* [STATED TASK A]: Retype the whole blog post on legitimacy in fragile states word for word.

Over the past 15 years, major international donor agencies shifted their approach to local politics in fragile states. In order to build stable state-society relations in conflict-affected societies, they committed to studying popular expectations on states, which may differ greatly from international norms like competitive elections and service provision. This blog post examines donor interventions to improve service provision in refugee-crisis-affected communities in Lebanon and Jordan from 2011 to 2019. Donor states hoped that improving service provision capacity of municipalities would increase public trust, but encountered problems with block voting and patronage, leading them to question the value of service provision. Future posts discuss alternate strategies that some donors attempted.

Legitimacy in fragile states -

Legitimacy is the extent to which the people being ruled consent to being ruled. Ruler’s who people trust to exercise coercision are legitimate. Authority is force (coercion) with legitimacy. A majority of Americans may dislike Donald Trump, but they continue to pay taxes to him and few people are advocating we instead address our taxes to Hillary Clinton or Jill Stein. The hanging chad controversy in 2000 was a legitimacy question because it called into question whether the electoral college should confer the right to rule.

* [DATA RECORDS]:

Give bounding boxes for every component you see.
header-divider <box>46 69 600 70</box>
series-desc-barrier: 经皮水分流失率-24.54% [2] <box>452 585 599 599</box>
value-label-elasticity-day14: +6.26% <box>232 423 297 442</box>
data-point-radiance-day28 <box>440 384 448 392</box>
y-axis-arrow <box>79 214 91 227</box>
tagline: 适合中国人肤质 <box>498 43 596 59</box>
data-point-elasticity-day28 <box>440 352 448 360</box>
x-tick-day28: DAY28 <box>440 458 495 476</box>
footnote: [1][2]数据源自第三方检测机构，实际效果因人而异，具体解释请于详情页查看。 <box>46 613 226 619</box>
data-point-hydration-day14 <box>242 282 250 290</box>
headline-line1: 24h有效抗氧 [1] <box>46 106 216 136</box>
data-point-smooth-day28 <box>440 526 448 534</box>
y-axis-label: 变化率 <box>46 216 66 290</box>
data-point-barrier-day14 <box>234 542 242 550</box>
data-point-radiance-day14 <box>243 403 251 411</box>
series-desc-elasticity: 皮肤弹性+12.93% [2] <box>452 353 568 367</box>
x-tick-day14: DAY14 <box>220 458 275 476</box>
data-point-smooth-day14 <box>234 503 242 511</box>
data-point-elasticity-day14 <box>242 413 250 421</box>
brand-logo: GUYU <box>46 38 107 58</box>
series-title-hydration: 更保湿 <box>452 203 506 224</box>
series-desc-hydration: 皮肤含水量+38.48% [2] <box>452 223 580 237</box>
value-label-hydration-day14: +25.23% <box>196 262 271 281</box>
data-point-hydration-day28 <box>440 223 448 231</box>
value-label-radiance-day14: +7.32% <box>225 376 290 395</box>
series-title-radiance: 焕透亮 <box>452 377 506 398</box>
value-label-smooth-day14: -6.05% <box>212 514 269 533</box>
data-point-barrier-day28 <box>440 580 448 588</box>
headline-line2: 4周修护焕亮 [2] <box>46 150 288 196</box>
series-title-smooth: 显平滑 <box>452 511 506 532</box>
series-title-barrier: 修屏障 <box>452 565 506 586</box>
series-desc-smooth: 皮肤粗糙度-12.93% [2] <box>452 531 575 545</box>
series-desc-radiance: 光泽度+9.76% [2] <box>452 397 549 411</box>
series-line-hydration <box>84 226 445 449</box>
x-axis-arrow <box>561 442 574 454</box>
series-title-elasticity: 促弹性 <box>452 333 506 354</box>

* [STATED TASK B]: Reproduce the records verbatim, from their first line up to and including the line that contains "data-point-radiance-day28 <box>440 384".

* [RESULT A]:
Over the past 15 years, major international donor agencies shifted their approach to local politics in fragile states. In order to build stable state-society relations in conflict-affected societies, they committed to studying popular expectations on states, which may differ greatly from international norms like competitive elections and service provision. This blog post examines donor interventions to improve service provision in refugee-crisis-affected communities in Lebanon and Jordan from 2011 to 2019. Donor states hoped that improving service provision capacity of municipalities would increase public trust, but encountered problems with block voting and patronage, leading them to question the value of service provision. Future posts discuss alternate strategies that some donors attempted.

Legitimacy in fragile states -

Legitimacy is the extent to which the people being ruled consent to being ruled. Ruler’s who people trust to exercise coercision are legitimate. Authority is force (coercion) with legitimacy. A majority of Americans may dislike Donald Trump, but they continue to pay taxes to him and few people are advocating we instead address our taxes to Hillary Clinton or Jill Stein. The hanging chad controversy in 2000 was a legitimacy question because it called into question whether the electoral college should confer the right to rule.

* [RESULT B]:
Give bounding boxes for every component you see.
header-divider <box>46 69 600 70</box>
series-desc-barrier: 经皮水分流失率-24.54% [2] <box>452 585 599 599</box>
value-label-elasticity-day14: +6.26% <box>232 423 297 442</box>
data-point-radiance-day28 <box>440 384 448 392</box>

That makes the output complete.